● **What needs to be done**
Recast the entries below as a numbered list, omitting any blank lines.

● **Extracted information**

* start *

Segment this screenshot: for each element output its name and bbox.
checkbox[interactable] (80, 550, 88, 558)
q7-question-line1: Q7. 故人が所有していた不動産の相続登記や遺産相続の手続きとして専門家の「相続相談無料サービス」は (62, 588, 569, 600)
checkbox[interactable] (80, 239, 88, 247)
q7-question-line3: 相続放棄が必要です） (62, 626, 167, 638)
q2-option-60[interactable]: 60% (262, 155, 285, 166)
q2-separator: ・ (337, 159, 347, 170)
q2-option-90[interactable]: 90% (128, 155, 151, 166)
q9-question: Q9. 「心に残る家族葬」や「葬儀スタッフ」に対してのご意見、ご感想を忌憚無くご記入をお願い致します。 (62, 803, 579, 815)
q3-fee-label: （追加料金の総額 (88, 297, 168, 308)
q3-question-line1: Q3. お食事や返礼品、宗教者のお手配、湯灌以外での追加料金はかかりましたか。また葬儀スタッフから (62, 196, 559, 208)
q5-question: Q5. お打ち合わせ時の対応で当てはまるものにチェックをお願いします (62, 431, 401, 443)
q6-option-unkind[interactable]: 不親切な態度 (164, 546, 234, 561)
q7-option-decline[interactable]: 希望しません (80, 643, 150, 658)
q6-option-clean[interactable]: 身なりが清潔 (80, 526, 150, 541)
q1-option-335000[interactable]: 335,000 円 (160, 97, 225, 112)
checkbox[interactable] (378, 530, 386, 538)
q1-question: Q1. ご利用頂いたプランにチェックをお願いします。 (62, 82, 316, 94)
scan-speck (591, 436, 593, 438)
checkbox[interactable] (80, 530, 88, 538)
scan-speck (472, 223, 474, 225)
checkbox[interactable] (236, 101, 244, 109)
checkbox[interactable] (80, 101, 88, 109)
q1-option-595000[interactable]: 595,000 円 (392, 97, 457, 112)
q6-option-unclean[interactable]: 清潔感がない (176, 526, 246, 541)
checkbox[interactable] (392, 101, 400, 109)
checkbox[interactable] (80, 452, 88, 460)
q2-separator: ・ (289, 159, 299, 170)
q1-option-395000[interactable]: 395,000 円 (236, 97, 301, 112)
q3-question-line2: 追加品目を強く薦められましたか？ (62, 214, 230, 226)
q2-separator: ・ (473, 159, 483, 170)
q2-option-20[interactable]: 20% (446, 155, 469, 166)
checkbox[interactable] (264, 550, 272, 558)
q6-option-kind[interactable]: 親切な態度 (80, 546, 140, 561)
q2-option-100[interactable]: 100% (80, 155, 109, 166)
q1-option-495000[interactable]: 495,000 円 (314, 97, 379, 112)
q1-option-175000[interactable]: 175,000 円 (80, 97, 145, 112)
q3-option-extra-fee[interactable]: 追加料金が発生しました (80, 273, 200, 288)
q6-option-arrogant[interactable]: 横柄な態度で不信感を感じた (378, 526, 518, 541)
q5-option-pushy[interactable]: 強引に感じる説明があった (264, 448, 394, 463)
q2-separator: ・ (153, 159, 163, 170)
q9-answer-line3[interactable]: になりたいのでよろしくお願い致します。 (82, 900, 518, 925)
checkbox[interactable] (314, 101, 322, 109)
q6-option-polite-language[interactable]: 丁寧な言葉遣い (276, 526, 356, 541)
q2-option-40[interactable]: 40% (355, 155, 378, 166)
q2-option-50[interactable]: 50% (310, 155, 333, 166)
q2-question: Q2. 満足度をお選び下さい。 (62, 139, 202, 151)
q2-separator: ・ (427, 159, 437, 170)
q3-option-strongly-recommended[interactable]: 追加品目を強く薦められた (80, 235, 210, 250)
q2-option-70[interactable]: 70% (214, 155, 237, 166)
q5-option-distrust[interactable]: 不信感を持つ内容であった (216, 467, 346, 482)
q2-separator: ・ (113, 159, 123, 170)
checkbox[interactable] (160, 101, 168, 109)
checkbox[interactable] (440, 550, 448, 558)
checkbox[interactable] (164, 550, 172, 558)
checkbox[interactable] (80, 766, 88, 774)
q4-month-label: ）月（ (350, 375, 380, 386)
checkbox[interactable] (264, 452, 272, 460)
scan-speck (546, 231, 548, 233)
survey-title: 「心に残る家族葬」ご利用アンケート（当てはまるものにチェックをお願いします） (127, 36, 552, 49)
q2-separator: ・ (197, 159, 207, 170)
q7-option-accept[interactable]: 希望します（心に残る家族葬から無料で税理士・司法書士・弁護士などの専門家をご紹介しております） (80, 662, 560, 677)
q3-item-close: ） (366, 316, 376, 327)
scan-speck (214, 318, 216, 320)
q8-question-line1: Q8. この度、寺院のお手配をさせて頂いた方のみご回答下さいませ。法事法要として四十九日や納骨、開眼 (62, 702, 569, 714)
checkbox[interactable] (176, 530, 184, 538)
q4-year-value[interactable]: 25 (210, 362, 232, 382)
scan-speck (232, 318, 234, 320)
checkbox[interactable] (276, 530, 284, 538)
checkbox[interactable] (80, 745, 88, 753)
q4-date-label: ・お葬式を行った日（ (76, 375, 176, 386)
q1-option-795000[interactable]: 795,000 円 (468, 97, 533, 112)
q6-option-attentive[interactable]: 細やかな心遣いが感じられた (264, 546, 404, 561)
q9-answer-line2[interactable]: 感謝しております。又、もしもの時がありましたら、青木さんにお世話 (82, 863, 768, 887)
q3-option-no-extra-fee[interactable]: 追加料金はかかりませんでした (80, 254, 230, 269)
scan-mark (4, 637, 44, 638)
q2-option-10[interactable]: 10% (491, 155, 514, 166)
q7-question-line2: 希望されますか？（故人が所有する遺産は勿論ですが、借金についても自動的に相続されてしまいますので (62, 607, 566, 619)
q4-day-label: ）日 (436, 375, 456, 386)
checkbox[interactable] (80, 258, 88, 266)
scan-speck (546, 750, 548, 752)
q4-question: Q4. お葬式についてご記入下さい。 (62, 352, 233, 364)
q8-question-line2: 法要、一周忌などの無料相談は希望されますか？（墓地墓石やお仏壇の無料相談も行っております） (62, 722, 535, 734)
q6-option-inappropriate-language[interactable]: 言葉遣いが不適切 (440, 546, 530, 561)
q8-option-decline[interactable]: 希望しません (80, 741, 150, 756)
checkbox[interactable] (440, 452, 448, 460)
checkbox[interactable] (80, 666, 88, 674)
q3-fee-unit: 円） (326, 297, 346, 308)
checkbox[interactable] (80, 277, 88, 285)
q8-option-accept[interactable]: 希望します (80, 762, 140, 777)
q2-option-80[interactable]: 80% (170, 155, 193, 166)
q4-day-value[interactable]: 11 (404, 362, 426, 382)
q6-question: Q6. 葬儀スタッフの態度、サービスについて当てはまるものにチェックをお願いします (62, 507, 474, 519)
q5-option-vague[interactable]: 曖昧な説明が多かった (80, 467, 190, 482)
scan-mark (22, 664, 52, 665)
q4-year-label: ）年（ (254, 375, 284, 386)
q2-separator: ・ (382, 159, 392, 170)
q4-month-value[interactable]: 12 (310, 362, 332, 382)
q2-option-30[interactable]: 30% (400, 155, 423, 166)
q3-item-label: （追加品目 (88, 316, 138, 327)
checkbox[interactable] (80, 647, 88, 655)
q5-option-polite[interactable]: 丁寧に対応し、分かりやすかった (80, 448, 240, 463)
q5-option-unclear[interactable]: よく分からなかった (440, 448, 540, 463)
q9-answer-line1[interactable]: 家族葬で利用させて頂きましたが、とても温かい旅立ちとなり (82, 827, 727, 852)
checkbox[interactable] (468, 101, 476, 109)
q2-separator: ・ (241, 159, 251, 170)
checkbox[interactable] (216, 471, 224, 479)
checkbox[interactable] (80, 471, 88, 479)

* end *

● **Reply to the exercise**
1. Segment this screenshot: for each element output its name and bbox.
2. checkbox[interactable] (80, 550, 88, 558)
3. q7-question-line1: Q7. 故人が所有していた不動産の相続登記や遺産相続の手続きとして専門家の「相続相談無料サービス」は (62, 588, 569, 600)
4. checkbox[interactable] (80, 239, 88, 247)
5. q7-question-line3: 相続放棄が必要です） (62, 626, 167, 638)
6. q2-option-60[interactable]: 60% (262, 155, 285, 166)
7. q2-separator: ・ (337, 159, 347, 170)
8. q2-option-90[interactable]: 90% (128, 155, 151, 166)
9. q9-question: Q9. 「心に残る家族葬」や「葬儀スタッフ」に対してのご意見、ご感想を忌憚無くご記入をお願い致します。 (62, 803, 579, 815)
10. q3-fee-label: （追加料金の総額 (88, 297, 168, 308)
11. q3-question-line1: Q3. お食事や返礼品、宗教者のお手配、湯灌以外での追加料金はかかりましたか。また葬儀スタッフから (62, 196, 559, 208)
12. q5-question: Q5. お打ち合わせ時の対応で当てはまるものにチェックをお願いします (62, 431, 401, 443)
13. q6-option-unkind[interactable]: 不親切な態度 (164, 546, 234, 561)
14. q7-option-decline[interactable]: 希望しません (80, 643, 150, 658)
15. q6-option-clean[interactable]: 身なりが清潔 (80, 526, 150, 541)
16. q1-option-335000[interactable]: 335,000 円 (160, 97, 225, 112)
17. checkbox[interactable] (378, 530, 386, 538)
18. q1-question: Q1. ご利用頂いたプランにチェックをお願いします。 (62, 82, 316, 94)
19. scan-speck (591, 436, 593, 438)
20. checkbox[interactable] (80, 530, 88, 538)
21. scan-speck (472, 223, 474, 225)
22. checkbox[interactable] (236, 101, 244, 109)
23. checkbox[interactable] (80, 101, 88, 109)
24. q1-option-595000[interactable]: 595,000 円 (392, 97, 457, 112)
25. q6-option-unclean[interactable]: 清潔感がない (176, 526, 246, 541)
26. checkbox[interactable] (392, 101, 400, 109)
27. checkbox[interactable] (80, 452, 88, 460)
28. q2-separator: ・ (289, 159, 299, 170)
29. q1-option-395000[interactable]: 395,000 円 (236, 97, 301, 112)
30. q3-question-line2: 追加品目を強く薦められましたか？ (62, 214, 230, 226)
31. q2-separator: ・ (473, 159, 483, 170)
32. q2-option-20[interactable]: 20% (446, 155, 469, 166)
33. checkbox[interactable] (264, 550, 272, 558)
34. q6-option-kind[interactable]: 親切な態度 (80, 546, 140, 561)
35. q2-option-100[interactable]: 100% (80, 155, 109, 166)
36. q1-option-495000[interactable]: 495,000 円 (314, 97, 379, 112)
37. q1-option-175000[interactable]: 175,000 円 (80, 97, 145, 112)
38. q3-option-extra-fee[interactable]: 追加料金が発生しました (80, 273, 200, 288)
39. q6-option-arrogant[interactable]: 横柄な態度で不信感を感じた (378, 526, 518, 541)
40. q5-option-pushy[interactable]: 強引に感じる説明があった (264, 448, 394, 463)
41. q2-separator: ・ (153, 159, 163, 170)
42. q9-answer-line3[interactable]: になりたいのでよろしくお願い致します。 (82, 900, 518, 925)
43. checkbox[interactable] (314, 101, 322, 109)
44. q6-option-polite-language[interactable]: 丁寧な言葉遣い (276, 526, 356, 541)
45. q2-option-40[interactable]: 40% (355, 155, 378, 166)
46. q2-option-50[interactable]: 50% (310, 155, 333, 166)
47. q2-question: Q2. 満足度をお選び下さい。 (62, 139, 202, 151)
48. q2-separator: ・ (427, 159, 437, 170)
49. q3-option-strongly-recommended[interactable]: 追加品目を強く薦められた (80, 235, 210, 250)
50. q2-option-70[interactable]: 70% (214, 155, 237, 166)
51. q5-option-distrust[interactable]: 不信感を持つ内容であった (216, 467, 346, 482)
52. q2-separator: ・ (113, 159, 123, 170)
53. checkbox[interactable] (160, 101, 168, 109)
54. checkbox[interactable] (440, 550, 448, 558)
55. checkbox[interactable] (164, 550, 172, 558)
56. checkbox[interactable] (80, 766, 88, 774)
57. q4-month-label: ）月（ (350, 375, 380, 386)
58. checkbox[interactable] (264, 452, 272, 460)
59. scan-speck (546, 231, 548, 233)
60. survey-title: 「心に残る家族葬」ご利用アンケート（当てはまるものにチェックをお願いします） (127, 36, 552, 49)
61. q2-separator: ・ (197, 159, 207, 170)
62. q7-option-accept[interactable]: 希望します（心に残る家族葬から無料で税理士・司法書士・弁護士などの専門家をご紹介しております） (80, 662, 560, 677)
63. q3-item-close: ） (366, 316, 376, 327)
64. scan-speck (214, 318, 216, 320)
65. q8-question-line1: Q8. この度、寺院のお手配をさせて頂いた方のみご回答下さいませ。法事法要として四十九日や納骨、開眼 (62, 702, 569, 714)
66. checkbox[interactable] (176, 530, 184, 538)
67. q4-year-value[interactable]: 25 (210, 362, 232, 382)
68. scan-speck (232, 318, 234, 320)
69. checkbox[interactable] (276, 530, 284, 538)
70. checkbox[interactable] (80, 745, 88, 753)
71. q4-date-label: ・お葬式を行った日（ (76, 375, 176, 386)
72. q1-option-795000[interactable]: 795,000 円 (468, 97, 533, 112)
73. q6-option-attentive[interactable]: 細やかな心遣いが感じられた (264, 546, 404, 561)
74. q9-answer-line2[interactable]: 感謝しております。又、もしもの時がありましたら、青木さんにお世話 (82, 863, 768, 887)
75. q3-option-no-extra-fee[interactable]: 追加料金はかかりませんでした (80, 254, 230, 269)
76. scan-mark (4, 637, 44, 638)
77. q2-option-10[interactable]: 10% (491, 155, 514, 166)
78. q7-question-line2: 希望されますか？（故人が所有する遺産は勿論ですが、借金についても自動的に相続されてしまいますので (62, 607, 566, 619)
79. q4-day-label: ）日 (436, 375, 456, 386)
80. checkbox[interactable] (80, 258, 88, 266)
81. scan-speck (546, 750, 548, 752)
82. q4-question: Q4. お葬式についてご記入下さい。 (62, 352, 233, 364)
83. q8-question-line2: 法要、一周忌などの無料相談は希望されますか？（墓地墓石やお仏壇の無料相談も行っております） (62, 722, 535, 734)
84. q6-option-inappropriate-language[interactable]: 言葉遣いが不適切 (440, 546, 530, 561)
85. q8-option-decline[interactable]: 希望しません (80, 741, 150, 756)
86. checkbox[interactable] (440, 452, 448, 460)
87. checkbox[interactable] (80, 666, 88, 674)
88. q3-fee-unit: 円） (326, 297, 346, 308)
89. checkbox[interactable] (80, 277, 88, 285)
90. q8-option-accept[interactable]: 希望します (80, 762, 140, 777)
91. q2-option-80[interactable]: 80% (170, 155, 193, 166)
92. q4-day-value[interactable]: 11 (404, 362, 426, 382)
93. q6-question: Q6. 葬儀スタッフの態度、サービスについて当てはまるものにチェックをお願いします (62, 507, 474, 519)
94. q5-option-vague[interactable]: 曖昧な説明が多かった (80, 467, 190, 482)
95. scan-mark (22, 664, 52, 665)
96. q4-year-label: ）年（ (254, 375, 284, 386)
97. q2-separator: ・ (382, 159, 392, 170)
98. q4-month-value[interactable]: 12 (310, 362, 332, 382)
99. q2-option-30[interactable]: 30% (400, 155, 423, 166)
100. q3-item-label: （追加品目 (88, 316, 138, 327)
101. checkbox[interactable] (80, 647, 88, 655)
102. q5-option-polite[interactable]: 丁寧に対応し、分かりやすかった (80, 448, 240, 463)
103. q5-option-unclear[interactable]: よく分からなかった (440, 448, 540, 463)
104. q9-answer-line1[interactable]: 家族葬で利用させて頂きましたが、とても温かい旅立ちとなり (82, 827, 727, 852)
105. checkbox[interactable] (468, 101, 476, 109)
106. q2-separator: ・ (241, 159, 251, 170)
107. checkbox[interactable] (216, 471, 224, 479)
108. checkbox[interactable] (80, 471, 88, 479)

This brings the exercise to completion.